Work through the material below and count the lines holding the word "https"; give that count and nothing more.

━━━

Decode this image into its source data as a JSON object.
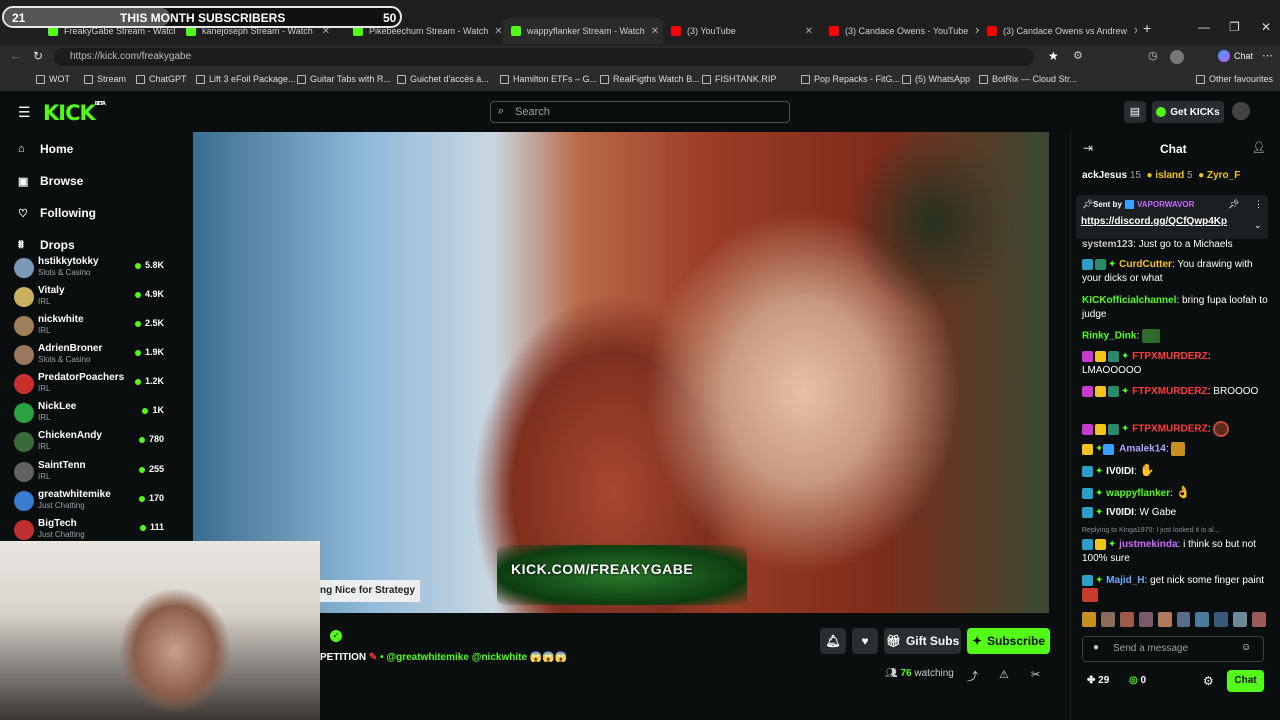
{
  "subs_overlay": {
    "current": "21",
    "title": "THIS MONTH SUBSCRIBERS",
    "goal": "50",
    "progress_fraction": 0.42
  },
  "tabs": [
    {
      "label": "FreakyGabe Stream - Watch",
      "color": "#53fc18"
    },
    {
      "label": "kanejoseph Stream - Watch",
      "color": "#53fc18"
    },
    {
      "label": "Pikebeechum Stream - Watch",
      "color": "#53fc18"
    },
    {
      "label": "wappyflanker Stream - Watch",
      "color": "#53fc18"
    },
    {
      "label": "(3) YouTube",
      "color": "#ff0000"
    },
    {
      "label": "(3) Candace Owens - YouTube",
      "color": "#ff0000"
    },
    {
      "label": "(3) Candace Owens vs Andrew",
      "color": "#ff0000"
    }
  ],
  "address": {
    "url": "https://kick.com/freakygabe",
    "chat_button": "Chat"
  },
  "bookmarks": [
    "WOT",
    "Stream",
    "ChatGPT",
    "Lift 3 eFoil Package...",
    "Guitar Tabs with R...",
    "Guichet d'accès à...",
    "Hamilton ETFs – G...",
    "RealFigths Watch B...",
    "FISHTANK.RIP",
    "Pop Repacks - FitG...",
    "(5) WhatsApp",
    "BotRix — Cloud Str...",
    "Other favourites"
  ],
  "kick": {
    "logo": "KICK",
    "logo_tag": "BETA",
    "search_placeholder": "Search",
    "get_kicks": "Get KICKs"
  },
  "nav": {
    "home": "Home",
    "browse": "Browse",
    "following": "Following",
    "drops": "Drops"
  },
  "channels": [
    {
      "name": "hstikkytokky",
      "category": "Slots & Casino",
      "viewers": "5.8K",
      "color": "#7a9ab8"
    },
    {
      "name": "Vitaly",
      "category": "IRL",
      "viewers": "4.9K",
      "color": "#c8b060"
    },
    {
      "name": "nickwhite",
      "category": "IRL",
      "viewers": "2.5K",
      "color": "#a0805a"
    },
    {
      "name": "AdrienBroner",
      "category": "Slots & Casino",
      "viewers": "1.9K",
      "color": "#9a7860"
    },
    {
      "name": "PredatorPoachers",
      "category": "IRL",
      "viewers": "1.2K",
      "color": "#c83030"
    },
    {
      "name": "NickLee",
      "category": "IRL",
      "viewers": "1K",
      "color": "#2aa040"
    },
    {
      "name": "ChickenAndy",
      "category": "IRL",
      "viewers": "780",
      "color": "#3a6a3a"
    },
    {
      "name": "SaintTenn",
      "category": "IRL",
      "viewers": "255",
      "color": "#606060"
    },
    {
      "name": "greatwhitemike",
      "category": "Just Chatting",
      "viewers": "170",
      "color": "#3a7ad0"
    },
    {
      "name": "BigTech",
      "category": "Just Chatting",
      "viewers": "111",
      "color": "#c03030"
    }
  ],
  "video": {
    "banner": "KICK.COM/FREAKYGABE",
    "caption_overlay": "ng Nice for Strategy",
    "title_fragment": "PETITION",
    "mentions": "• @greatwhitemike @nickwhite",
    "watching_count": "76",
    "watching_label": "watching",
    "gift_subs": "Gift Subs",
    "subscribe": "Subscribe"
  },
  "chat": {
    "title": "Chat",
    "top_gifters": [
      {
        "name": "ackJesus",
        "count": "15"
      },
      {
        "name": "island",
        "count": "5"
      },
      {
        "name": "Zyro_F",
        "count": ""
      }
    ],
    "pinned": {
      "sent_by_label": "Sent by",
      "sender": "VAPORWAVOR",
      "link": "https://discord.gg/QCfQwp4Kp"
    },
    "messages": [
      {
        "user": "system123",
        "user_color": "#c8c8c8",
        "text": "Just go to a Michaels"
      },
      {
        "user": "CurdCutter",
        "user_color": "#f0c419",
        "text": "You drawing with your dicks or what"
      },
      {
        "user": "KICKofficialchannel",
        "user_color": "#53fc18",
        "text": "bring fupa loofah to judge"
      },
      {
        "user": "Rinky_Dink",
        "user_color": "#53fc18",
        "text": ""
      },
      {
        "user": "FTPXMURDERZ",
        "user_color": "#ff3b3b",
        "text": "LMAOOOOO"
      },
      {
        "user": "FTPXMURDERZ",
        "user_color": "#ff3b3b",
        "text": "BROOOO"
      },
      {
        "user": "FTPXMURDERZ",
        "user_color": "#ff3b3b",
        "text": ""
      },
      {
        "user": "Amalek14",
        "user_color": "#b5a4ff",
        "text": ""
      },
      {
        "user": "IV0IDI",
        "user_color": "#ffffff",
        "text": ""
      },
      {
        "user": "wappyflanker",
        "user_color": "#53fc18",
        "text": ""
      },
      {
        "user": "IV0IDI",
        "user_color": "#ffffff",
        "text": "W Gabe"
      },
      {
        "user": "justmekinda",
        "user_color": "#c66bff",
        "text": "i think so but not 100% sure",
        "reply": "Replying to Kinga1970: I just looked it is al..."
      },
      {
        "user": "Majid_H",
        "user_color": "#6ea8ff",
        "text": "get nick some finger paint"
      }
    ],
    "input_placeholder": "Send a message",
    "kicks_count": "29",
    "points_count": "0",
    "send_button": "Chat"
  },
  "colors": {
    "kick_green": "#53fc18",
    "bg": "#0b0e0f"
  }
}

━━━

FINAL RESULT: 2